» **Data shown**:
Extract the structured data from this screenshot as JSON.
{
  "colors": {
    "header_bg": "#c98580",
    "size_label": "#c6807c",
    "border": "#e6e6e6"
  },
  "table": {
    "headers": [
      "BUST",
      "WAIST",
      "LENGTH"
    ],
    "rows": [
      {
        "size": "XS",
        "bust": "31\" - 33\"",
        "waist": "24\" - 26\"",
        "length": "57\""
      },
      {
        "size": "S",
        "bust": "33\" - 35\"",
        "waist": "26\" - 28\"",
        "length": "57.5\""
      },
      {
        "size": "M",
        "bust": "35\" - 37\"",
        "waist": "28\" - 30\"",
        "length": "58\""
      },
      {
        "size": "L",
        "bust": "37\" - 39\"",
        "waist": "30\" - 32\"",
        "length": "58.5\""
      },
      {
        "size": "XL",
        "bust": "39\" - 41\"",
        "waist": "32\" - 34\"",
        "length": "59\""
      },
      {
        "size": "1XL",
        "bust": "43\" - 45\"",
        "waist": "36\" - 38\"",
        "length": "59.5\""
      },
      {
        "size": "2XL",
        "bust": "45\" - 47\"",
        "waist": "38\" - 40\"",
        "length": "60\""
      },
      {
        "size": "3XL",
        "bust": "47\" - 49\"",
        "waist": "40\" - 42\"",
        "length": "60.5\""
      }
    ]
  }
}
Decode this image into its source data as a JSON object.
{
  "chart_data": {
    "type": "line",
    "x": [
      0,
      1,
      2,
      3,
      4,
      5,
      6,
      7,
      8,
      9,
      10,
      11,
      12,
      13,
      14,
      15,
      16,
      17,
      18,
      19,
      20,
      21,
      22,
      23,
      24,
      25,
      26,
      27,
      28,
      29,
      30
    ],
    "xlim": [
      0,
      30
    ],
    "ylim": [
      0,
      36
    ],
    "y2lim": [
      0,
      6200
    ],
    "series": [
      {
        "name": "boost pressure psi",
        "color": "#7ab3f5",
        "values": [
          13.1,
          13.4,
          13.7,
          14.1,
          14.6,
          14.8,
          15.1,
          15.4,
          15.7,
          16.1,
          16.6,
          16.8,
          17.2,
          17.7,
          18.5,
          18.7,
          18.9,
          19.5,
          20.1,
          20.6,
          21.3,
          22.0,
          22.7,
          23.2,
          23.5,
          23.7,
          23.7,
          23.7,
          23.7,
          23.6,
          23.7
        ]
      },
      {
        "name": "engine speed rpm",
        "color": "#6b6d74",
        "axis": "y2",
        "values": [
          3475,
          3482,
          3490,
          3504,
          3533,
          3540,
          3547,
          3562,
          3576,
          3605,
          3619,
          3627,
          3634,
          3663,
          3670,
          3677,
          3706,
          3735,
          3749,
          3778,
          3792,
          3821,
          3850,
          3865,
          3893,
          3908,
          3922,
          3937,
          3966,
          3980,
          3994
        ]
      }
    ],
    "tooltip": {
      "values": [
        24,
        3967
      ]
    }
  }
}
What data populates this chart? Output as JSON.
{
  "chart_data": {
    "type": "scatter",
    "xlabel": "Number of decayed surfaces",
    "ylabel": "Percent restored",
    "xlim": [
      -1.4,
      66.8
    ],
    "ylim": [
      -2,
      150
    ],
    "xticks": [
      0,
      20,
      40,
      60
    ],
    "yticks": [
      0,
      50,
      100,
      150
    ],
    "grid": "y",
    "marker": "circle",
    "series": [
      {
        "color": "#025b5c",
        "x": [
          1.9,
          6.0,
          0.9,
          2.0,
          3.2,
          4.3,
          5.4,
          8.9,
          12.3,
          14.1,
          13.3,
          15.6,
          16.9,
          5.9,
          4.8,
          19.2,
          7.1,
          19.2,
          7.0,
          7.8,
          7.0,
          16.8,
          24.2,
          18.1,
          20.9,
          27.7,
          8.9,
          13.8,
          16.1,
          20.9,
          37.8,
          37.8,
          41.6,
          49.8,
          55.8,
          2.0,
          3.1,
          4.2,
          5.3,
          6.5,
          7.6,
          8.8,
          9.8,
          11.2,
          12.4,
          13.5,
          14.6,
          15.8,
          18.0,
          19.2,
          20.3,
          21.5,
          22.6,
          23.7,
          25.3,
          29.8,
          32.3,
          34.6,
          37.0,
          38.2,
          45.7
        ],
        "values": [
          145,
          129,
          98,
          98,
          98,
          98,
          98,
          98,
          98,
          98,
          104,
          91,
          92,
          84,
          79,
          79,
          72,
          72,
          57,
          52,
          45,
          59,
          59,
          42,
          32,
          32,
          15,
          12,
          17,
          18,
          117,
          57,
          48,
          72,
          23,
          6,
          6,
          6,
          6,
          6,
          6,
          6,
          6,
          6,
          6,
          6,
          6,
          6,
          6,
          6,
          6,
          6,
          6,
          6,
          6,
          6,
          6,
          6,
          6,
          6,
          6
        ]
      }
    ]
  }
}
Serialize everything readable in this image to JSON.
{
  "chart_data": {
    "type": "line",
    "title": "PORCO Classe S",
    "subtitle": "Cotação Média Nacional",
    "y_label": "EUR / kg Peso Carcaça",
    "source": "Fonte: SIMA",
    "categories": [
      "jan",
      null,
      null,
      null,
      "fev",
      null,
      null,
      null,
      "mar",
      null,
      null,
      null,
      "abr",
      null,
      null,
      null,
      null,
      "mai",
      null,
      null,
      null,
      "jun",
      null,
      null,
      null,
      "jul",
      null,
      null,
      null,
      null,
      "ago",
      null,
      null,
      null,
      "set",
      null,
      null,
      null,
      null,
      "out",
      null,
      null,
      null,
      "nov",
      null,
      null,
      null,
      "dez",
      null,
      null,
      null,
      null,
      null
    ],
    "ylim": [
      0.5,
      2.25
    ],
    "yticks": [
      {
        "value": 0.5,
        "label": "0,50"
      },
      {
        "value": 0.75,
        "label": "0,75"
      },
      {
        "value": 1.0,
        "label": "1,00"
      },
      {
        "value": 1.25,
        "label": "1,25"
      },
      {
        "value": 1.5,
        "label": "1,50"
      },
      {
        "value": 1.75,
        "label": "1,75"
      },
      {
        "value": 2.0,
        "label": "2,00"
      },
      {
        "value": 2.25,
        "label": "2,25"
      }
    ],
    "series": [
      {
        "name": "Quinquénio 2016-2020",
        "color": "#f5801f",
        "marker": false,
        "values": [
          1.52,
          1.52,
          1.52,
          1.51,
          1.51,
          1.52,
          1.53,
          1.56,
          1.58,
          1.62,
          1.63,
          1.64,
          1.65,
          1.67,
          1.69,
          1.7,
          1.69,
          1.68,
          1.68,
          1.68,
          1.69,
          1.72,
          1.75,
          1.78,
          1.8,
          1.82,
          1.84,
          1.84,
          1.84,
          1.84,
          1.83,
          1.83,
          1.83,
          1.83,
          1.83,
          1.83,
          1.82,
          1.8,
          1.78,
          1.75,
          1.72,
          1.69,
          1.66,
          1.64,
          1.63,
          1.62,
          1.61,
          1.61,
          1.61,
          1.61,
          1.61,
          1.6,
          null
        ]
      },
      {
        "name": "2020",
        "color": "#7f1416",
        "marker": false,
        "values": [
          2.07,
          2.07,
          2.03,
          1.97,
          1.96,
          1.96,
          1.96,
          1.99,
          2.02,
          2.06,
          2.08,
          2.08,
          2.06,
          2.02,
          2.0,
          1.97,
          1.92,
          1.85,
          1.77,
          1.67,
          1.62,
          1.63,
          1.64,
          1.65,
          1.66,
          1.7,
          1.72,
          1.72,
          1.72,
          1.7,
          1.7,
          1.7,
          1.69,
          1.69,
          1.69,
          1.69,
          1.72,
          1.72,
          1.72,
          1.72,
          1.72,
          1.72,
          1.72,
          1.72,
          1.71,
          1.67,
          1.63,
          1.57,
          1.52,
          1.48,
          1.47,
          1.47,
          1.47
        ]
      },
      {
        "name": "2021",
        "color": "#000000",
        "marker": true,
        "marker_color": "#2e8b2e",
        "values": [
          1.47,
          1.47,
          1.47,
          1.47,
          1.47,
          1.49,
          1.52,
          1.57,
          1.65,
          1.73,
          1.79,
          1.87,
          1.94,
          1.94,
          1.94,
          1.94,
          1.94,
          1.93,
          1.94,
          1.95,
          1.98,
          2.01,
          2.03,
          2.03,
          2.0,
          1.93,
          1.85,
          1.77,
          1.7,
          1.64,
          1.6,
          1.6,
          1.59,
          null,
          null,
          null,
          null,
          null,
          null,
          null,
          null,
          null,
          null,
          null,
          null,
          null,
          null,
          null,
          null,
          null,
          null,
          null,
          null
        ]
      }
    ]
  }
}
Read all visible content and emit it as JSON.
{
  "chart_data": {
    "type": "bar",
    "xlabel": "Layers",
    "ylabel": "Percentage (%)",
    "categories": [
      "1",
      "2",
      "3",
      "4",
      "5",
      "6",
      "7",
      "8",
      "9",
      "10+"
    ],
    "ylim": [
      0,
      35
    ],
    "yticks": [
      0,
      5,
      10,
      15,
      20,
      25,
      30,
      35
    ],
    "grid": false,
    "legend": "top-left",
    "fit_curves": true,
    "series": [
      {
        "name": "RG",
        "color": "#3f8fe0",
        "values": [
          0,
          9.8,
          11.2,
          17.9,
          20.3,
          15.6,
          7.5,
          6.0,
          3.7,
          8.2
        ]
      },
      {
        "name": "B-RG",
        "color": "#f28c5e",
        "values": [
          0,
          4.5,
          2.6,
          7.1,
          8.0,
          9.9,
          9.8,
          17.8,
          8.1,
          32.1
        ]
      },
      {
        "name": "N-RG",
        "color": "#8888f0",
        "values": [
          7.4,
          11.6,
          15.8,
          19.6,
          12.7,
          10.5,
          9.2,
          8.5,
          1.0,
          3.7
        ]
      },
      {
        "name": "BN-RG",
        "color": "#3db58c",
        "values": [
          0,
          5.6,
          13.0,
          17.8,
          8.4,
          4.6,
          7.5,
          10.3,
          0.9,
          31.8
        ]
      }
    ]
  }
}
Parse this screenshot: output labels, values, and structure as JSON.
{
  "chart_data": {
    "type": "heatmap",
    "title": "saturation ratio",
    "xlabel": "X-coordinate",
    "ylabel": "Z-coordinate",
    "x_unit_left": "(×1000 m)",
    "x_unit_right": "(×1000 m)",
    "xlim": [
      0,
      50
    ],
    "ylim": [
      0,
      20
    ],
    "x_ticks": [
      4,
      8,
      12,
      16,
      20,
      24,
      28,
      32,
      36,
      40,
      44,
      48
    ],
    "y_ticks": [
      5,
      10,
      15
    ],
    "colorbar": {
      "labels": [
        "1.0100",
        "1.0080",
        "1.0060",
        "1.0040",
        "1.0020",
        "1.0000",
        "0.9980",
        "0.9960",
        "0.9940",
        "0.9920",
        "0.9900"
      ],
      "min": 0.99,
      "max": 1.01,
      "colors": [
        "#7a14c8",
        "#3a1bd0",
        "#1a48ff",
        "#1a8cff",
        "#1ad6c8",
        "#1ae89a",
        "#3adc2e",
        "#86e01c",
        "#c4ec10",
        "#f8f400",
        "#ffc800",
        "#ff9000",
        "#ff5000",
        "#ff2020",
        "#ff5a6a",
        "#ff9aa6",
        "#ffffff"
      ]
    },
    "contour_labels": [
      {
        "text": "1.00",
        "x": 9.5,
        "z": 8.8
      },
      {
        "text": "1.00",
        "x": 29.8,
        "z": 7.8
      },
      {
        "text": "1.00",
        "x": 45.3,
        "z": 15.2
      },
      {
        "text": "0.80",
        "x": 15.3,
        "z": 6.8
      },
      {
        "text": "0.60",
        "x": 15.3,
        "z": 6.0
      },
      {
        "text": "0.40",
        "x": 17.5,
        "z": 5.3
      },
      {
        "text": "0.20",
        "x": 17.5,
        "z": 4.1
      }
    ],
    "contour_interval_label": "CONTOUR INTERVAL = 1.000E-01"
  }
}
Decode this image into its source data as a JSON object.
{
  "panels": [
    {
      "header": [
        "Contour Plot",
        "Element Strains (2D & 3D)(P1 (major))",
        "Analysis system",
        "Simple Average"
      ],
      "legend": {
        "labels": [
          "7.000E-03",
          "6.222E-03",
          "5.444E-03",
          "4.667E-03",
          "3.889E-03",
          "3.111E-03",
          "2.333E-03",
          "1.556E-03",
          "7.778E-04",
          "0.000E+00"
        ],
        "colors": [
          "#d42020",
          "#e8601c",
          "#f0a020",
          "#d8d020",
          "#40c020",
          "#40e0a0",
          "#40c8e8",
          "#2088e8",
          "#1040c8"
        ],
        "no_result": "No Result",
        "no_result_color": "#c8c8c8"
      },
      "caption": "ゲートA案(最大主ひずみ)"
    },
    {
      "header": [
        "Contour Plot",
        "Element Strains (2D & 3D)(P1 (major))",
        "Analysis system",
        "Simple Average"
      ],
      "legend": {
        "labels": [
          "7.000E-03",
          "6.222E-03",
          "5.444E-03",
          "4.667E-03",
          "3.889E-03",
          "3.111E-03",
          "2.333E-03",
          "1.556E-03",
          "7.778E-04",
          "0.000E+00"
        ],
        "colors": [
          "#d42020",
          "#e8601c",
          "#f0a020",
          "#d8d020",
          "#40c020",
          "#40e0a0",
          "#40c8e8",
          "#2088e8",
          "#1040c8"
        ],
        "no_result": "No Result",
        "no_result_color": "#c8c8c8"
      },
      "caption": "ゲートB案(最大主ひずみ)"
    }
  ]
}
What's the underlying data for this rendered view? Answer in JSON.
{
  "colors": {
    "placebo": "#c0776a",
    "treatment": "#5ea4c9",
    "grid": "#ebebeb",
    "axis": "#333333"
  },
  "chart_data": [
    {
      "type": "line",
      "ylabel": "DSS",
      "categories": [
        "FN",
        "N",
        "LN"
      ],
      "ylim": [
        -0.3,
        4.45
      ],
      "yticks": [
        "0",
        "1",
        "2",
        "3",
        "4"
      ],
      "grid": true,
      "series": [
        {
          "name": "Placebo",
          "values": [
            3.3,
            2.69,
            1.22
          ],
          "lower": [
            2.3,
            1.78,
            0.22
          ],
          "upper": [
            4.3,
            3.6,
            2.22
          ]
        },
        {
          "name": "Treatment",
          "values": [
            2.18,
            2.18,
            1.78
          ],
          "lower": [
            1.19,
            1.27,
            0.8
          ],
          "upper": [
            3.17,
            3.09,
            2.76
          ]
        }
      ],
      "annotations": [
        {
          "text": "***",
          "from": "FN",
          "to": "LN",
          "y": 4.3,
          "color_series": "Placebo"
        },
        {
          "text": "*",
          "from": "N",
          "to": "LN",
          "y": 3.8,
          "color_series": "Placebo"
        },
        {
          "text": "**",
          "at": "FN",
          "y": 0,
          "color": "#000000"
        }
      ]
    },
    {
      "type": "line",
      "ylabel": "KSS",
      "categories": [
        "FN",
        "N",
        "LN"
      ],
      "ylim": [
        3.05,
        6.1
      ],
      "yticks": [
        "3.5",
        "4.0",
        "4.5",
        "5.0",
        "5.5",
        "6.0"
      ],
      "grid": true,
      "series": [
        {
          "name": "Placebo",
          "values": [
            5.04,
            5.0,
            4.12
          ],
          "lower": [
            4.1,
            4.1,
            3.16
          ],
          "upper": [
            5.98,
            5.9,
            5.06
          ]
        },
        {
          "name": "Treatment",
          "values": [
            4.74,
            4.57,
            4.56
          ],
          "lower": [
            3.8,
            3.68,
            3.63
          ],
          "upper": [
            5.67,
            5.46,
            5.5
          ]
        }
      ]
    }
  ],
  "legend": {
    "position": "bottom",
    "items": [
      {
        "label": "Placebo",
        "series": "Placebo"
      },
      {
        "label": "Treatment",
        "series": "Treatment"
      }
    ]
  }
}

» **Written exercise**: Pull out and copy each line containing the string "this".

» **Task output**:
Extract the structured data from this screenshot as JSON.
Decode this image into its source data as a JSON object.
What data populates this chart? Output as JSON.
Serialize everything readable in this image to JSON.
Parse this screenshot: output labels, values, and structure as JSON.
Decode this image into its source data as a JSON object.
What's the underlying data for this rendered view? Answer in JSON.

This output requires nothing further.